**Directive 1:**
Write out the passage on the LDAP plugin timing comparison, starting at "## Comparing a" and ending at "cache hit requests.".

## Comparing a cached LDAP authorization plugin to a non-cached plugin

I set up the server to use the cached version of the plugin and used JMeter to hit the server every few seconds. The TTL on the cache was set low enough such that JMeter caused a cache miss for every few cache hit requests.

I then switched to the non-cached version of the plugin and used JMeter again to send requests to DynaFed.

I edited the rsyslog config to copy any lines that had timings in them to a seperate timing log file, which is what we have here and that we must parse to get the data. 

In [2]:
%matplotlib inline
import numpy as np
import pandas as pd
from IPython.core.pylabtools import figsize
figsize(16, 4)
import plotly
plotly.offline.init_notebook_mode(connected=True)
import matplotlib.pyplot as plt

This notebook uses plotly for it's nice interactivity features. However, this means that you can't view the graphs directly on GitHub. To view this notebook properly use nbviewer by going to http://nbviewer.jupyter.org/github/stfc/dynafed-ldap-plugin/tree/master/docs/Cached_LDAP_plugin_analysis.ipynb

In [3]:
cache_log_path = "cache_timings.log"

with open(cache_log_path, "r") as f:
    cache_log_content = f.readlines()

**Directive 2:**
Put the listing, starting at its first line and ending at the line that contains "watermark-logo bbox=[270, 249, 348, 327]", into a JSON list of strings with one string per line, including both ends and leaving out blank lines.

Records in a dataset
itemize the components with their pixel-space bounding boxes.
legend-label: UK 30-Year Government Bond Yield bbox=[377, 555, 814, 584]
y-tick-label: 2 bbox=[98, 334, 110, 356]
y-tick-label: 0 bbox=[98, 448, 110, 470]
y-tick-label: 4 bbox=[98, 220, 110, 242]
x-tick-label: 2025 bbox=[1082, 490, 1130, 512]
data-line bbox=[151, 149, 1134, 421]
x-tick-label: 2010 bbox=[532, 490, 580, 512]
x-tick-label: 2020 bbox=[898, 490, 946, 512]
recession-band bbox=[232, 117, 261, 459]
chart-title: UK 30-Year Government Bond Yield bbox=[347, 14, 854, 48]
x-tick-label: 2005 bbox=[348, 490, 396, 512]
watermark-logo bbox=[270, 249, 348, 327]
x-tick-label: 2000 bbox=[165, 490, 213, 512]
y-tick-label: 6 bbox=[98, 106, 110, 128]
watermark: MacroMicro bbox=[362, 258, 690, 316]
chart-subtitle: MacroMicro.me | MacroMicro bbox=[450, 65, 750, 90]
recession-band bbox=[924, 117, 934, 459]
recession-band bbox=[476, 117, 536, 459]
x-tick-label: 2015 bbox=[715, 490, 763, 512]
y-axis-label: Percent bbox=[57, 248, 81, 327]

**Worked solution 1:**
## Comparing a cached LDAP authorization plugin to a non-cached plugin

I set up the server to use the cached version of the plugin and used JMeter to hit the server every few seconds. The TTL on the cache was set low enough such that JMeter caused a cache miss for every few cache hit requests.

**Worked solution 2:**
[
  "itemize the components with their pixel-space bounding boxes.",
  "legend-label: UK 30-Year Government Bond Yield bbox=[377, 555, 814, 584]",
  "y-tick-label: 2 bbox=[98, 334, 110, 356]",
  "y-tick-label: 0 bbox=[98, 448, 110, 470]",
  "y-tick-label: 4 bbox=[98, 220, 110, 242]",
  "x-tick-label: 2025 bbox=[1082, 490, 1130, 512]",
  "data-line bbox=[151, 149, 1134, 421]",
  "x-tick-label: 2010 bbox=[532, 490, 580, 512]",
  "x-tick-label: 2020 bbox=[898, 490, 946, 512]",
  "recession-band bbox=[232, 117, 261, 459]",
  "chart-title: UK 30-Year Government Bond Yield bbox=[347, 14, 854, 48]",
  "x-tick-label: 2005 bbox=[348, 490, 396, 512]",
  "watermark-logo bbox=[270, 249, 348, 327]"
]